→ **SUPPLIED MATERIAL**:

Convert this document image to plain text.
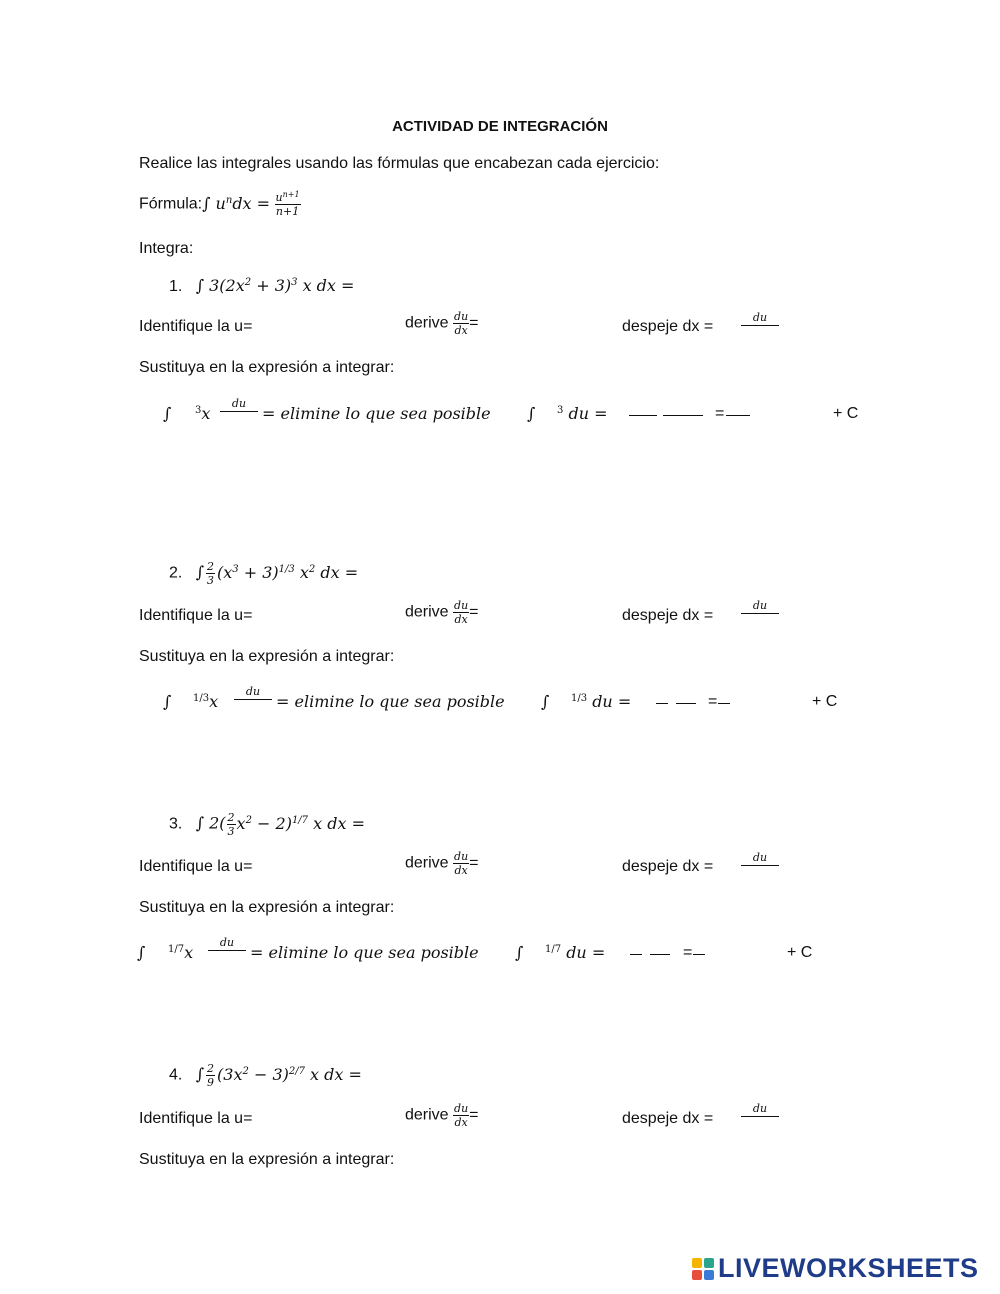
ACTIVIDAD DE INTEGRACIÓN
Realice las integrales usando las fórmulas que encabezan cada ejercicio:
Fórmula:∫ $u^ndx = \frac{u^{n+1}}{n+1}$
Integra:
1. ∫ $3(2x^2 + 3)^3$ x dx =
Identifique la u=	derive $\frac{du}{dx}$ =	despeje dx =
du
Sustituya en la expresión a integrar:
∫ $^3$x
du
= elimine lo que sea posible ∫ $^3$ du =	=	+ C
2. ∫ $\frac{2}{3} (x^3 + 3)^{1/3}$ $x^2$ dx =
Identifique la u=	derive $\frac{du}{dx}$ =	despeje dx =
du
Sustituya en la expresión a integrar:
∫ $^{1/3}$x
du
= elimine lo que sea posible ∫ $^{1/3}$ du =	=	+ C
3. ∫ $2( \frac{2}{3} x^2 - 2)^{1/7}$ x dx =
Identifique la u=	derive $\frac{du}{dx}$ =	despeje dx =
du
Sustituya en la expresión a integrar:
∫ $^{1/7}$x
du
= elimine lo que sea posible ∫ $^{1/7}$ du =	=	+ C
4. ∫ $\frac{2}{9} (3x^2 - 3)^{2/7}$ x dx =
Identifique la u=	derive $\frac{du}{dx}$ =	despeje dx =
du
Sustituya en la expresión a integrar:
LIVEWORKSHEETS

→ **DIRECTIVE**: Transcribe the full listing above exactly as it stands, minus the pictures.

→ **ANSWER TO THE EXERCISE**:
Convert this document image to plain text.
ACTIVIDAD DE INTEGRACIÓN
Realice las integrales usando las fórmulas que encabezan cada ejercicio:
Fórmula:∫ $u^ndx = \frac{u^{n+1}}{n+1}$
Integra:
1. ∫ $3(2x^2 + 3)^3$ x dx =
Identifique la u=	derive $\frac{du}{dx}$ =	despeje dx =
du
Sustituya en la expresión a integrar:
∫ $^3$x
du
= elimine lo que sea posible ∫ $^3$ du =	=	+ C
2. ∫ $\frac{2}{3} (x^3 + 3)^{1/3}$ $x^2$ dx =
Identifique la u=	derive $\frac{du}{dx}$ =	despeje dx =
du
Sustituya en la expresión a integrar:
∫ $^{1/3}$x
du
= elimine lo que sea posible ∫ $^{1/3}$ du =	=	+ C
3. ∫ $2( \frac{2}{3} x^2 - 2)^{1/7}$ x dx =
Identifique la u=	derive $\frac{du}{dx}$ =	despeje dx =
du
Sustituya en la expresión a integrar:
∫ $^{1/7}$x
du
= elimine lo que sea posible ∫ $^{1/7}$ du =	=	+ C
4. ∫ $\frac{2}{9} (3x^2 - 3)^{2/7}$ x dx =
Identifique la u=	derive $\frac{du}{dx}$ =	despeje dx =
du
Sustituya en la expresión a integrar:
LIVEWORKSHEETS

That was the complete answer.